**Stated exercise**: Reproduce every line of each record below word for word, leaving nothing out.

**Some records**:
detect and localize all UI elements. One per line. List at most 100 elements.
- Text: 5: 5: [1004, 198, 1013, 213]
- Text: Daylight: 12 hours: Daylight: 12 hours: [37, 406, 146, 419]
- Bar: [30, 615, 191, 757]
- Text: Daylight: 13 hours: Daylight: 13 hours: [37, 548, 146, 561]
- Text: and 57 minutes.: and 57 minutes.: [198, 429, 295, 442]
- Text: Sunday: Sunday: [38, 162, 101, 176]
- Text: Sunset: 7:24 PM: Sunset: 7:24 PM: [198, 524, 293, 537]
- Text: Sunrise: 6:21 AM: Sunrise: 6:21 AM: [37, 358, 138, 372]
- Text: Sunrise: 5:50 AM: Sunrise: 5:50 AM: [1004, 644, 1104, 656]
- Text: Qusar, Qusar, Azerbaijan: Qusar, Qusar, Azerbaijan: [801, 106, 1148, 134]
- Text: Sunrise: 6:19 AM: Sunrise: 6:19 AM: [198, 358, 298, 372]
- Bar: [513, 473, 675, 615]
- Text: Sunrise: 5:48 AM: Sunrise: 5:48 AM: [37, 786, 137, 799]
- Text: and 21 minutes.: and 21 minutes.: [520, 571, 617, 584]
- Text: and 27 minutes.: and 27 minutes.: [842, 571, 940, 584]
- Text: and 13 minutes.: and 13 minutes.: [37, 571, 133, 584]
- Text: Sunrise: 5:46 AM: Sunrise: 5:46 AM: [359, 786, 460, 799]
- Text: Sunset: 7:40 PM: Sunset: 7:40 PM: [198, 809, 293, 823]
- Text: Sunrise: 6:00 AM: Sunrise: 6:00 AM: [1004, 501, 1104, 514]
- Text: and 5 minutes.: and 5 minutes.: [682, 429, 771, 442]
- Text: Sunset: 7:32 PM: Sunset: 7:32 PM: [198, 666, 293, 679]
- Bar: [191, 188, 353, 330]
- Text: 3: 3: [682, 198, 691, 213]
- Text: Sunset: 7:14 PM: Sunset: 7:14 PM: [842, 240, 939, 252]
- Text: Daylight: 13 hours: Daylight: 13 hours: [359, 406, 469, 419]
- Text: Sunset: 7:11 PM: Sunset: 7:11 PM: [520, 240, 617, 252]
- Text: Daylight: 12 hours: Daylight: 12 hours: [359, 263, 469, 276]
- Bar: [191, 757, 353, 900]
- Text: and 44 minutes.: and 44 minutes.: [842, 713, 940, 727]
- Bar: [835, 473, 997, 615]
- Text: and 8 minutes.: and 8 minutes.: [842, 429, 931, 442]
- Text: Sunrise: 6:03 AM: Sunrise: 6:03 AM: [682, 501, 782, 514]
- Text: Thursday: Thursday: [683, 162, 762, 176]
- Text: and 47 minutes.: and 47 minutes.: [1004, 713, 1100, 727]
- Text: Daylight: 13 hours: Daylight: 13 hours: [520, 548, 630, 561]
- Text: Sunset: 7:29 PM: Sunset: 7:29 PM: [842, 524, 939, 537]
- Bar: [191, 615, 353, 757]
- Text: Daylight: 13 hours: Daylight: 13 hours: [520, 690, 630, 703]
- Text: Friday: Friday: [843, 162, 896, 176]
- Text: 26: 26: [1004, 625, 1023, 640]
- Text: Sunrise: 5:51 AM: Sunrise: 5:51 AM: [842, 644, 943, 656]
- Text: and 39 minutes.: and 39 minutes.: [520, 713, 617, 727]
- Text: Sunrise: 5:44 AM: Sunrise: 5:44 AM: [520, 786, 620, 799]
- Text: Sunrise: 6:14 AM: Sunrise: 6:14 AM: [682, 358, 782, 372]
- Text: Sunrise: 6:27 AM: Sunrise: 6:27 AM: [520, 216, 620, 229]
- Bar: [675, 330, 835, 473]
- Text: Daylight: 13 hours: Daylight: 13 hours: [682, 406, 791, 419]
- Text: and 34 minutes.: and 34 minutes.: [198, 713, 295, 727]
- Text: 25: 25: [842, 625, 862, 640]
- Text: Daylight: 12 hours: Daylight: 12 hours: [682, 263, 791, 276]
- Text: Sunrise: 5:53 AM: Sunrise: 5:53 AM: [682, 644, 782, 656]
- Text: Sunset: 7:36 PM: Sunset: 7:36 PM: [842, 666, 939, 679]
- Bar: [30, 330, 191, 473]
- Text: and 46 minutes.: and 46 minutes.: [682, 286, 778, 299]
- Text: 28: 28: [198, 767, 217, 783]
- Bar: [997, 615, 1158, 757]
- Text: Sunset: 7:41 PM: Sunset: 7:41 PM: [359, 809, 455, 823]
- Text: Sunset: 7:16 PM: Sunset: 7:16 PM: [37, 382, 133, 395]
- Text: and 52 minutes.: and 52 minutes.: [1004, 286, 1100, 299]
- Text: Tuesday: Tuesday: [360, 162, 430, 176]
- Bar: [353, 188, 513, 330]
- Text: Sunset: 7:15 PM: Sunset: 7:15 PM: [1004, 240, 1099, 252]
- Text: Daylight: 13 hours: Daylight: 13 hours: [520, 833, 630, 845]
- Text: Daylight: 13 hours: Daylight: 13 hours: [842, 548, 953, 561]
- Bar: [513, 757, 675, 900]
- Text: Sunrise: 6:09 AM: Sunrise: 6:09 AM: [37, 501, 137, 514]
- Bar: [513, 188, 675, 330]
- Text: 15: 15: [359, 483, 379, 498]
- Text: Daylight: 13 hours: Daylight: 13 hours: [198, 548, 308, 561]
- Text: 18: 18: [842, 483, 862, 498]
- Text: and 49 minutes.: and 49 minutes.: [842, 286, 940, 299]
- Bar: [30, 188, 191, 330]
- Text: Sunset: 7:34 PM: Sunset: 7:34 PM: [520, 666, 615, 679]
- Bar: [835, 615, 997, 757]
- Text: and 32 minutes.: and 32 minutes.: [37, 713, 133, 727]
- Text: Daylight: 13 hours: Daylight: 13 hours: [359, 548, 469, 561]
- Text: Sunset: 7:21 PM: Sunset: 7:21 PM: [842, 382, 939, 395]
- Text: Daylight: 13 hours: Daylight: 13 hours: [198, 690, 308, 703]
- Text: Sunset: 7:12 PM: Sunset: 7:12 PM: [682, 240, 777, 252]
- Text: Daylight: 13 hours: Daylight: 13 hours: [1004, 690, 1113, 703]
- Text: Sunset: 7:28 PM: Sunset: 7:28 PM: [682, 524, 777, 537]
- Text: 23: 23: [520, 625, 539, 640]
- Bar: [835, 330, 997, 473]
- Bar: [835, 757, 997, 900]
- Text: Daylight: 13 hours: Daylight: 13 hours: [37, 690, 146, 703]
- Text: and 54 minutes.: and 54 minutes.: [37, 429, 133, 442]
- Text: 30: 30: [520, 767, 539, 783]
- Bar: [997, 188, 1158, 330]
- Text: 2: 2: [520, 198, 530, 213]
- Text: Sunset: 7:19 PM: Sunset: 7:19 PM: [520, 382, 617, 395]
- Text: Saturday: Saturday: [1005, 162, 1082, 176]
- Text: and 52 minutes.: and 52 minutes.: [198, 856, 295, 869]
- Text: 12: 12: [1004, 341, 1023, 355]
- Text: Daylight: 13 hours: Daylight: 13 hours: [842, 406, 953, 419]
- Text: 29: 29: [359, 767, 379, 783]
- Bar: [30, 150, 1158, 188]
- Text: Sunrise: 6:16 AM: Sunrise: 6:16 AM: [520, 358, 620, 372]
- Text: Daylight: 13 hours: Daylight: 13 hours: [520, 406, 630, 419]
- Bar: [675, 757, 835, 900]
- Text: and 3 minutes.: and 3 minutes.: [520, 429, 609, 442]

**Answer to the problem**:
detect and localize all UI elements. One per line. List at most 100 elements.
- Text: 5: 5: [1004, 198, 1013, 213]
- Text: Daylight: 12 hours: Daylight: 12 hours: [37, 406, 146, 419]
- Bar: [30, 615, 191, 757]
- Text: Daylight: 13 hours: Daylight: 13 hours: [37, 548, 146, 561]
- Text: and 57 minutes.: and 57 minutes.: [198, 429, 295, 442]
- Text: Sunday: Sunday: [38, 162, 101, 176]
- Text: Sunset: 7:24 PM: Sunset: 7:24 PM: [198, 524, 293, 537]
- Text: Sunrise: 6:21 AM: Sunrise: 6:21 AM: [37, 358, 138, 372]
- Text: Sunrise: 5:50 AM: Sunrise: 5:50 AM: [1004, 644, 1104, 656]
- Text: Qusar, Qusar, Azerbaijan: Qusar, Qusar, Azerbaijan: [801, 106, 1148, 134]
- Text: Sunrise: 6:19 AM: Sunrise: 6:19 AM: [198, 358, 298, 372]
- Bar: [513, 473, 675, 615]
- Text: Sunrise: 5:48 AM: Sunrise: 5:48 AM: [37, 786, 137, 799]
- Text: and 21 minutes.: and 21 minutes.: [520, 571, 617, 584]
- Text: and 27 minutes.: and 27 minutes.: [842, 571, 940, 584]
- Text: and 13 minutes.: and 13 minutes.: [37, 571, 133, 584]
- Text: Sunrise: 5:46 AM: Sunrise: 5:46 AM: [359, 786, 460, 799]
- Text: Sunset: 7:40 PM: Sunset: 7:40 PM: [198, 809, 293, 823]
- Text: Sunrise: 6:00 AM: Sunrise: 6:00 AM: [1004, 501, 1104, 514]
- Text: and 5 minutes.: and 5 minutes.: [682, 429, 771, 442]
- Text: Sunset: 7:32 PM: Sunset: 7:32 PM: [198, 666, 293, 679]
- Bar: [191, 188, 353, 330]
- Text: 3: 3: [682, 198, 691, 213]
- Text: Sunset: 7:14 PM: Sunset: 7:14 PM: [842, 240, 939, 252]
- Text: Daylight: 13 hours: Daylight: 13 hours: [359, 406, 469, 419]
- Text: Sunset: 7:11 PM: Sunset: 7:11 PM: [520, 240, 617, 252]
- Text: Daylight: 12 hours: Daylight: 12 hours: [359, 263, 469, 276]
- Bar: [191, 757, 353, 900]
- Text: and 44 minutes.: and 44 minutes.: [842, 713, 940, 727]
- Bar: [835, 473, 997, 615]
- Text: and 8 minutes.: and 8 minutes.: [842, 429, 931, 442]
- Text: Sunrise: 6:03 AM: Sunrise: 6:03 AM: [682, 501, 782, 514]
- Text: Thursday: Thursday: [683, 162, 762, 176]
- Text: and 47 minutes.: and 47 minutes.: [1004, 713, 1100, 727]
- Text: Daylight: 13 hours: Daylight: 13 hours: [520, 548, 630, 561]
- Text: Sunset: 7:29 PM: Sunset: 7:29 PM: [842, 524, 939, 537]
- Bar: [191, 615, 353, 757]
- Text: Daylight: 13 hours: Daylight: 13 hours: [520, 690, 630, 703]
- Text: Friday: Friday: [843, 162, 896, 176]
- Text: 26: 26: [1004, 625, 1023, 640]
- Text: Sunrise: 5:51 AM: Sunrise: 5:51 AM: [842, 644, 943, 656]
- Text: and 39 minutes.: and 39 minutes.: [520, 713, 617, 727]
- Text: Sunrise: 5:44 AM: Sunrise: 5:44 AM: [520, 786, 620, 799]
- Text: Sunrise: 6:14 AM: Sunrise: 6:14 AM: [682, 358, 782, 372]
- Text: Sunrise: 6:27 AM: Sunrise: 6:27 AM: [520, 216, 620, 229]
- Bar: [675, 330, 835, 473]
- Text: Daylight: 13 hours: Daylight: 13 hours: [682, 406, 791, 419]
- Text: and 34 minutes.: and 34 minutes.: [198, 713, 295, 727]
- Text: 25: 25: [842, 625, 862, 640]
- Text: Daylight: 12 hours: Daylight: 12 hours: [682, 263, 791, 276]
- Text: Sunrise: 5:53 AM: Sunrise: 5:53 AM: [682, 644, 782, 656]
- Text: Sunset: 7:36 PM: Sunset: 7:36 PM: [842, 666, 939, 679]
- Bar: [30, 330, 191, 473]
- Text: and 46 minutes.: and 46 minutes.: [682, 286, 778, 299]
- Text: 28: 28: [198, 767, 217, 783]
- Bar: [997, 615, 1158, 757]
- Text: Sunset: 7:41 PM: Sunset: 7:41 PM: [359, 809, 455, 823]
- Text: Sunset: 7:16 PM: Sunset: 7:16 PM: [37, 382, 133, 395]
- Text: and 52 minutes.: and 52 minutes.: [1004, 286, 1100, 299]
- Text: Tuesday: Tuesday: [360, 162, 430, 176]
- Bar: [353, 188, 513, 330]
- Text: Sunset: 7:15 PM: Sunset: 7:15 PM: [1004, 240, 1099, 252]
- Text: Daylight: 13 hours: Daylight: 13 hours: [520, 833, 630, 845]
- Text: Daylight: 13 hours: Daylight: 13 hours: [842, 548, 953, 561]
- Bar: [513, 757, 675, 900]
- Text: Sunrise: 6:09 AM: Sunrise: 6:09 AM: [37, 501, 137, 514]
- Bar: [513, 188, 675, 330]
- Text: 15: 15: [359, 483, 379, 498]
- Text: Daylight: 13 hours: Daylight: 13 hours: [198, 548, 308, 561]
- Text: 18: 18: [842, 483, 862, 498]
- Text: and 49 minutes.: and 49 minutes.: [842, 286, 940, 299]
- Bar: [30, 188, 191, 330]
- Text: Sunset: 7:34 PM: Sunset: 7:34 PM: [520, 666, 615, 679]
- Bar: [835, 615, 997, 757]
- Text: and 32 minutes.: and 32 minutes.: [37, 713, 133, 727]
- Text: Daylight: 13 hours: Daylight: 13 hours: [359, 548, 469, 561]
- Text: Sunset: 7:21 PM: Sunset: 7:21 PM: [842, 382, 939, 395]
- Text: Daylight: 13 hours: Daylight: 13 hours: [198, 690, 308, 703]
- Text: Sunset: 7:12 PM: Sunset: 7:12 PM: [682, 240, 777, 252]
- Text: Daylight: 13 hours: Daylight: 13 hours: [1004, 690, 1113, 703]
- Text: Sunset: 7:28 PM: Sunset: 7:28 PM: [682, 524, 777, 537]
- Text: 23: 23: [520, 625, 539, 640]
- Bar: [835, 330, 997, 473]
- Bar: [835, 757, 997, 900]
- Text: Daylight: 13 hours: Daylight: 13 hours: [37, 690, 146, 703]
- Text: and 54 minutes.: and 54 minutes.: [37, 429, 133, 442]
- Text: 30: 30: [520, 767, 539, 783]
- Bar: [997, 188, 1158, 330]
- Text: 2: 2: [520, 198, 530, 213]
- Text: Sunset: 7:19 PM: Sunset: 7:19 PM: [520, 382, 617, 395]
- Text: Saturday: Saturday: [1005, 162, 1082, 176]
- Text: and 52 minutes.: and 52 minutes.: [198, 856, 295, 869]
- Text: 12: 12: [1004, 341, 1023, 355]
- Text: Daylight: 13 hours: Daylight: 13 hours: [842, 406, 953, 419]
- Text: 29: 29: [359, 767, 379, 783]
- Bar: [30, 150, 1158, 188]
- Text: Sunrise: 6:16 AM: Sunrise: 6:16 AM: [520, 358, 620, 372]
- Text: Daylight: 13 hours: Daylight: 13 hours: [520, 406, 630, 419]
- Bar: [675, 757, 835, 900]
- Text: and 3 minutes.: and 3 minutes.: [520, 429, 609, 442]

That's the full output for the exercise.